Task directions: Here are some records; quote them exactly, leaving out the pictures.

#####

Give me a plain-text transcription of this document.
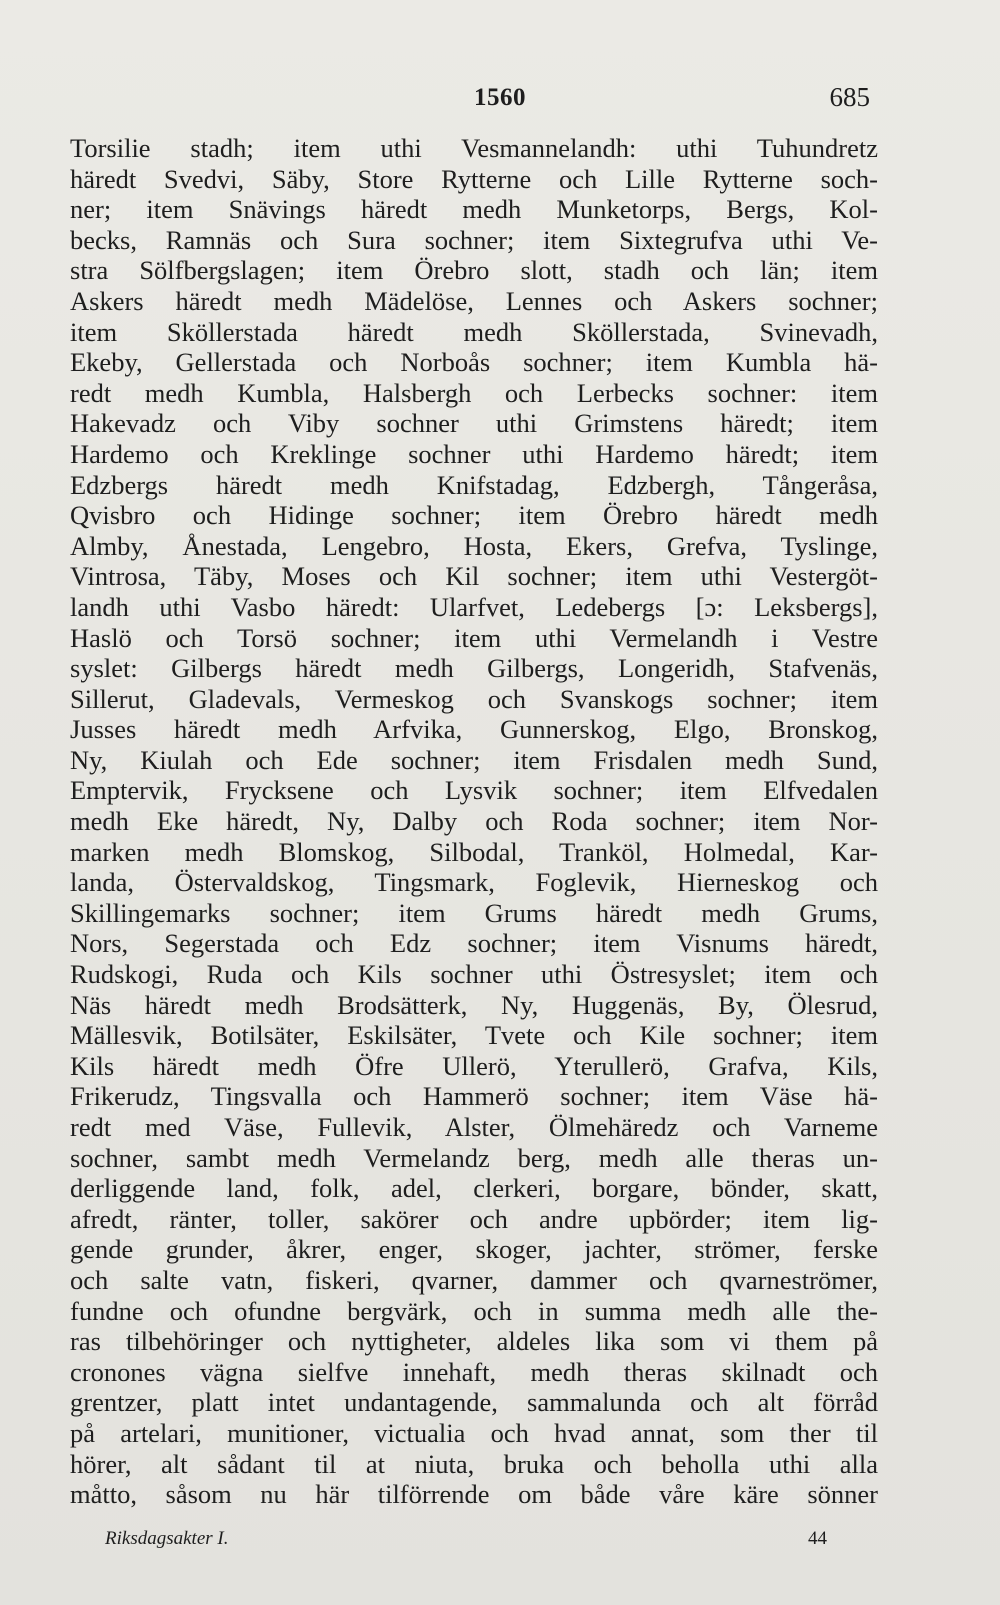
1560	685
Torsilie stadh; item uthi Vesmannelandh: uthi Tuhundretz
häredt Svedvi, Säby, Store Rytterne och Lille Rytterne soch-
ner; item Snävings häredt medh Munketorps, Bergs, Kol-
becks, Ramnäs och Sura sochner; item Sixtegrufva uthi Ve-
stra Sölfbergslagen; item Örebro slott, stadh och län; item
Askers häredt medh Mädelöse, Lennes och Askers sochner;
item Sköllerstada häredt medh Sköllerstada, Svinevadh,
Ekeby, Gellerstada och Norboås sochner; item Kumbla hä-
redt medh Kumbla, Halsbergh och Lerbecks sochner: item
Hakevadz och Viby sochner uthi Grimstens häredt; item
Hardemo och Kreklinge sochner uthi Hardemo häredt; item
Edzbergs häredt medh Knifstadag, Edzbergh, Tångeråsa,
Qvisbro och Hidinge sochner; item Örebro häredt medh
Almby, Ånestada, Lengebro, Hosta, Ekers, Grefva, Tyslinge,
Vintrosa, Täby, Moses och Kil sochner; item uthi Vestergöt-
landh uthi Vasbo häredt: Ularfvet, Ledebergs [ɔ: Leksbergs],
Haslö och Torsö sochner; item uthi Vermelandh i Vestre
syslet: Gilbergs häredt medh Gilbergs, Longeridh, Stafvenäs,
Sillerut, Gladevals, Vermeskog och Svanskogs sochner; item
Jusses häredt medh Arfvika, Gunnerskog, Elgo, Bronskog,
Ny, Kiulah och Ede sochner; item Frisdalen medh Sund,
Emptervik, Frycksene och Lysvik sochner; item Elfvedalen
medh Eke häredt, Ny, Dalby och Roda sochner; item Nor-
marken medh Blomskog, Silbodal, Tranköl, Holmedal, Kar-
landa, Östervaldskog, Tingsmark, Foglevik, Hierneskog och
Skillingemarks sochner; item Grums häredt medh Grums,
Nors, Segerstada och Edz sochner; item Visnums häredt,
Rudskogi, Ruda och Kils sochner uthi Östresyslet; item och
Näs häredt medh Brodsätterk, Ny, Huggenäs, By, Ölesrud,
Mällesvik, Botilsäter, Eskilsäter, Tvete och Kile sochner; item
Kils häredt medh Öfre Ullerö, Yterullerö, Grafva, Kils,
Frikerudz, Tingsvalla och Hammerö sochner; item Väse hä-
redt med Väse, Fullevik, Alster, Ölmehäredz och Varneme
sochner, sambt medh Vermelandz berg, medh alle theras un-
derliggende land, folk, adel, clerkeri, borgare, bönder, skatt,
afredt, ränter, toller, sakörer och andre upbörder; item lig-
gende grunder, åkrer, enger, skoger, jachter, strömer, ferske
och salte vatn, fiskeri, qvarner, dammer och qvarneströmer,
fundne och ofundne bergvärk, och in summa medh alle the-
ras tilbehöringer och nyttigheter, aldeles lika som vi them på
cronones vägna sielfve innehaft, medh theras skilnadt och
grentzer, platt intet undantagende, sammalunda och alt förråd
på artelari, munitioner, victualia och hvad annat, som ther til
hörer, alt sådant til at niuta, bruka och beholla uthi alla
måtto, såsom nu här tilförrende om både våre käre sönner
Riksdagsakter I.	44
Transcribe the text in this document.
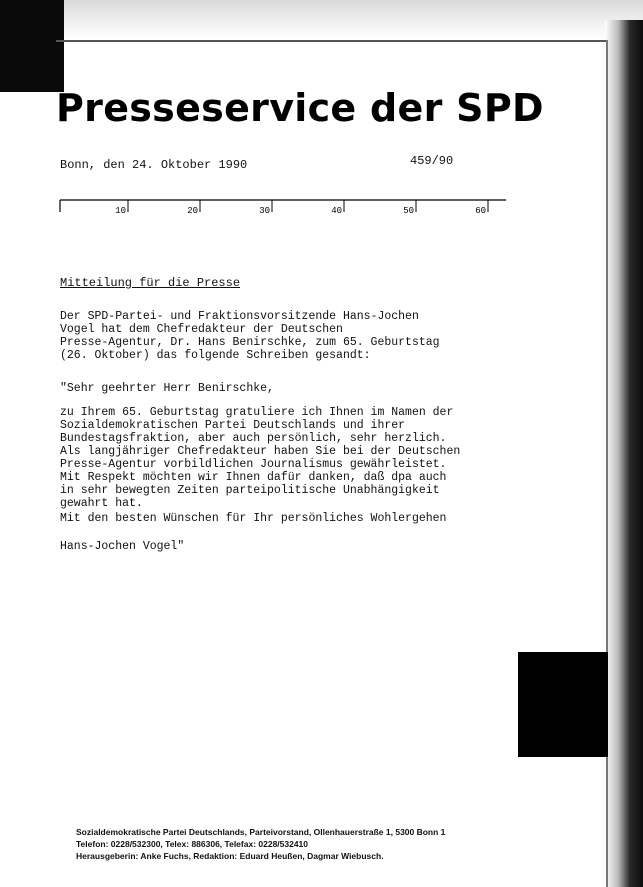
Presseservice der SPD
Bonn, den 24. Oktober 1990	459/90
10	20	30	40	50	60
Mitteilung für die Presse

Der SPD-Partei- und Fraktionsvorsitzende Hans-Jochen
Vogel hat dem Chefredakteur der Deutschen
Presse-Agentur, Dr. Hans Benirschke, zum 65. Geburtstag
(26. Oktober) das folgende Schreiben gesandt:

"Sehr geehrter Herr Benirschke,

zu Ihrem 65. Geburtstag gratuliere ich Ihnen im Namen der
Sozialdemokratischen Partei Deutschlands und ihrer
Bundestagsfraktion, aber auch persönlich, sehr herzlich.
Als langjähriger Chefredakteur haben Sie bei der Deutschen
Presse-Agentur vorbildlichen Journalismus gewährleistet.
Mit Respekt möchten wir Ihnen dafür danken, daß dpa auch
in sehr bewegten Zeiten parteipolitische Unabhängigkeit
gewahrt hat.

Mit den besten Wünschen für Ihr persönliches Wohlergehen

Hans-Jochen Vogel"

Sozialdemokratische Partei Deutschlands, Parteivorstand, Ollenhauerstraße 1, 5300 Bonn 1
Telefon: 0228/532300, Telex: 886306, Telefax: 0228/532410
Herausgeberin: Anke Fuchs, Redaktion: Eduard Heußen, Dagmar Wiebusch.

#####

Solved problem:
Give me a plain-text transcription of this document.
1560	685
Torsilie stadh; item uthi Vesmannelandh: uthi Tuhundretz
häredt Svedvi, Säby, Store Rytterne och Lille Rytterne soch-
ner; item Snävings häredt medh Munketorps, Bergs, Kol-
becks, Ramnäs och Sura sochner; item Sixtegrufva uthi Ve-
stra Sölfbergslagen; item Örebro slott, stadh och län; item
Askers häredt medh Mädelöse, Lennes och Askers sochner;
item Sköllerstada häredt medh Sköllerstada, Svinevadh,
Ekeby, Gellerstada och Norboås sochner; item Kumbla hä-
redt medh Kumbla, Halsbergh och Lerbecks sochner: item
Hakevadz och Viby sochner uthi Grimstens häredt; item
Hardemo och Kreklinge sochner uthi Hardemo häredt; item
Edzbergs häredt medh Knifstadag, Edzbergh, Tångeråsa,
Qvisbro och Hidinge sochner; item Örebro häredt medh
Almby, Ånestada, Lengebro, Hosta, Ekers, Grefva, Tyslinge,
Vintrosa, Täby, Moses och Kil sochner; item uthi Vestergöt-
landh uthi Vasbo häredt: Ularfvet, Ledebergs [ɔ: Leksbergs],
Haslö och Torsö sochner; item uthi Vermelandh i Vestre
syslet: Gilbergs häredt medh Gilbergs, Longeridh, Stafvenäs,
Sillerut, Gladevals, Vermeskog och Svanskogs sochner; item
Jusses häredt medh Arfvika, Gunnerskog, Elgo, Bronskog,
Ny, Kiulah och Ede sochner; item Frisdalen medh Sund,
Emptervik, Frycksene och Lysvik sochner; item Elfvedalen
medh Eke häredt, Ny, Dalby och Roda sochner; item Nor-
marken medh Blomskog, Silbodal, Tranköl, Holmedal, Kar-
landa, Östervaldskog, Tingsmark, Foglevik, Hierneskog och
Skillingemarks sochner; item Grums häredt medh Grums,
Nors, Segerstada och Edz sochner; item Visnums häredt,
Rudskogi, Ruda och Kils sochner uthi Östresyslet; item och
Näs häredt medh Brodsätterk, Ny, Huggenäs, By, Ölesrud,
Mällesvik, Botilsäter, Eskilsäter, Tvete och Kile sochner; item
Kils häredt medh Öfre Ullerö, Yterullerö, Grafva, Kils,
Frikerudz, Tingsvalla och Hammerö sochner; item Väse hä-
redt med Väse, Fullevik, Alster, Ölmehäredz och Varneme
sochner, sambt medh Vermelandz berg, medh alle theras un-
derliggende land, folk, adel, clerkeri, borgare, bönder, skatt,
afredt, ränter, toller, sakörer och andre upbörder; item lig-
gende grunder, åkrer, enger, skoger, jachter, strömer, ferske
och salte vatn, fiskeri, qvarner, dammer och qvarneströmer,
fundne och ofundne bergvärk, och in summa medh alle the-
ras tilbehöringer och nyttigheter, aldeles lika som vi them på
cronones vägna sielfve innehaft, medh theras skilnadt och
grentzer, platt intet undantagende, sammalunda och alt förråd
på artelari, munitioner, victualia och hvad annat, som ther til
hörer, alt sådant til at niuta, bruka och beholla uthi alla
måtto, såsom nu här tilförrende om både våre käre sönner
Riksdagsakter I.	44
Transcribe the text in this document.
Presseservice der SPD
Bonn, den 24. Oktober 1990	459/90
10	20	30	40	50	60
Mitteilung für die Presse

Der SPD-Partei- und Fraktionsvorsitzende Hans-Jochen
Vogel hat dem Chefredakteur der Deutschen
Presse-Agentur, Dr. Hans Benirschke, zum 65. Geburtstag
(26. Oktober) das folgende Schreiben gesandt:

"Sehr geehrter Herr Benirschke,

zu Ihrem 65. Geburtstag gratuliere ich Ihnen im Namen der
Sozialdemokratischen Partei Deutschlands und ihrer
Bundestagsfraktion, aber auch persönlich, sehr herzlich.
Als langjähriger Chefredakteur haben Sie bei der Deutschen
Presse-Agentur vorbildlichen Journalismus gewährleistet.
Mit Respekt möchten wir Ihnen dafür danken, daß dpa auch
in sehr bewegten Zeiten parteipolitische Unabhängigkeit
gewahrt hat.

Mit den besten Wünschen für Ihr persönliches Wohlergehen

Hans-Jochen Vogel"

Sozialdemokratische Partei Deutschlands, Parteivorstand, Ollenhauerstraße 1, 5300 Bonn 1
Telefon: 0228/532300, Telex: 886306, Telefax: 0228/532410
Herausgeberin: Anke Fuchs, Redaktion: Eduard Heußen, Dagmar Wiebusch.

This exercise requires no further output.